*AIM:*
Look for the line containing "Read all visible content and emit it as JSON." in the listing below. Retype that line and every subsequent line through the last one, and only those.

*ENTRIES SHOWN:*
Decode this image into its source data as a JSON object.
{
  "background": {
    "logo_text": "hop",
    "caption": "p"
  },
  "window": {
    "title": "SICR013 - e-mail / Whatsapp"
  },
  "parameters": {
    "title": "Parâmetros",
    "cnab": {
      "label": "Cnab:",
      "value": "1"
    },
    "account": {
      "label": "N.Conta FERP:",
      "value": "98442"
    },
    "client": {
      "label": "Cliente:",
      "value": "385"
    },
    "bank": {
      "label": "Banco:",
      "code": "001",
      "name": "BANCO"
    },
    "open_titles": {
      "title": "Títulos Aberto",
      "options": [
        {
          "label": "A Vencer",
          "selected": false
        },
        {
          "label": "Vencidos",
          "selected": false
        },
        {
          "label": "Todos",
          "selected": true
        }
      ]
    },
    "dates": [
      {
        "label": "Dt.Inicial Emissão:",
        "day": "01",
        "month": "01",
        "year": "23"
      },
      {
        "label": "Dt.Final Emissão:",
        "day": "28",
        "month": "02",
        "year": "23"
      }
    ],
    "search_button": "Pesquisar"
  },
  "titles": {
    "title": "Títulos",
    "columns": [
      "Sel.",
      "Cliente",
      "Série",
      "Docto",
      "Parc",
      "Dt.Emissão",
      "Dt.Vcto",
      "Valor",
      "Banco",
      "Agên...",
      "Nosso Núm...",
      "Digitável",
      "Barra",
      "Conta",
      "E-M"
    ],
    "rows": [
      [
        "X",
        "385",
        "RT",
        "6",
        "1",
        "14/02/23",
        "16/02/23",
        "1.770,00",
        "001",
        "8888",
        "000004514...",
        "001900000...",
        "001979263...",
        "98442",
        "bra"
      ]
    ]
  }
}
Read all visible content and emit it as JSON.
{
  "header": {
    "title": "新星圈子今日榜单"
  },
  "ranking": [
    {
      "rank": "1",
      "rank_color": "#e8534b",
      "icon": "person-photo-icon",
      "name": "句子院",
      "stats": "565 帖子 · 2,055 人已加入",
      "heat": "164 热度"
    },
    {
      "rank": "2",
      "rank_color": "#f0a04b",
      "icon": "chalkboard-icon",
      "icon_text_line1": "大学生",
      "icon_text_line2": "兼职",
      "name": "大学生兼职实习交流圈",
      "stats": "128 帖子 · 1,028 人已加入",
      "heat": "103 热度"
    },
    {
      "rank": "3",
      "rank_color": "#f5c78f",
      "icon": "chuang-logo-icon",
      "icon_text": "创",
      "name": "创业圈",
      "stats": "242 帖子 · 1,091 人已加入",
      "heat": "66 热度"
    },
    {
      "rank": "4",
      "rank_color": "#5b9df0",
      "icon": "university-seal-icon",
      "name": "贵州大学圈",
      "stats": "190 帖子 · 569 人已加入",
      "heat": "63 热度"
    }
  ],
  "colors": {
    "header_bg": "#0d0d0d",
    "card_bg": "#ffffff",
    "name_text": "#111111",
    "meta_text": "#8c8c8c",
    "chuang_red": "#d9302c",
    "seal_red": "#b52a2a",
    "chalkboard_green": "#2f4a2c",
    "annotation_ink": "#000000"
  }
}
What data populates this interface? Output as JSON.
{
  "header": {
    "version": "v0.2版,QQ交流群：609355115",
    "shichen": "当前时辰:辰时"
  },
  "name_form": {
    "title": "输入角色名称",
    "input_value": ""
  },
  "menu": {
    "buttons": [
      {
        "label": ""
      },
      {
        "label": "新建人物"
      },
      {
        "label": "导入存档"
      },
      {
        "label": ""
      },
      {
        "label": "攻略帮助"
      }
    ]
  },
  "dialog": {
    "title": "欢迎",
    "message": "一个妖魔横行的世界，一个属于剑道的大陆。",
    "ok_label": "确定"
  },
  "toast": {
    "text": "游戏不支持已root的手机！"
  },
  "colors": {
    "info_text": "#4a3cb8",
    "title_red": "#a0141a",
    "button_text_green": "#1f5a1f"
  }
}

*WORKED SOLUTION:*
Read all visible content and emit it as JSON.
{
  "header": {
    "title": "新星圈子今日榜单"
  },
  "ranking": [
    {
      "rank": "1",
      "rank_color": "#e8534b",
      "icon": "person-photo-icon",
      "name": "句子院",
      "stats": "565 帖子 · 2,055 人已加入",
      "heat": "164 热度"
    },
    {
      "rank": "2",
      "rank_color": "#f0a04b",
      "icon": "chalkboard-icon",
      "icon_text_line1": "大学生",
      "icon_text_line2": "兼职",
      "name": "大学生兼职实习交流圈",
      "stats": "128 帖子 · 1,028 人已加入",
      "heat": "103 热度"
    },
    {
      "rank": "3",
      "rank_color": "#f5c78f",
      "icon": "chuang-logo-icon",
      "icon_text": "创",
      "name": "创业圈",
      "stats": "242 帖子 · 1,091 人已加入",
      "heat": "66 热度"
    },
    {
      "rank": "4",
      "rank_color": "#5b9df0",
      "icon": "university-seal-icon",
      "name": "贵州大学圈",
      "stats": "190 帖子 · 569 人已加入",
      "heat": "63 热度"
    }
  ],
  "colors": {
    "header_bg": "#0d0d0d",
    "card_bg": "#ffffff",
    "name_text": "#111111",
    "meta_text": "#8c8c8c",
    "chuang_red": "#d9302c",
    "seal_red": "#b52a2a",
    "chalkboard_green": "#2f4a2c",
    "annotation_ink": "#000000"
  }
}
What data populates this interface? Output as JSON.
{
  "header": {
    "version": "v0.2版,QQ交流群：609355115",
    "shichen": "当前时辰:辰时"
  },
  "name_form": {
    "title": "输入角色名称",
    "input_value": ""
  },
  "menu": {
    "buttons": [
      {
        "label": ""
      },
      {
        "label": "新建人物"
      },
      {
        "label": "导入存档"
      },
      {
        "label": ""
      },
      {
        "label": "攻略帮助"
      }
    ]
  },
  "dialog": {
    "title": "欢迎",
    "message": "一个妖魔横行的世界，一个属于剑道的大陆。",
    "ok_label": "确定"
  },
  "toast": {
    "text": "游戏不支持已root的手机！"
  },
  "colors": {
    "info_text": "#4a3cb8",
    "title_red": "#a0141a",
    "button_text_green": "#1f5a1f"
  }
}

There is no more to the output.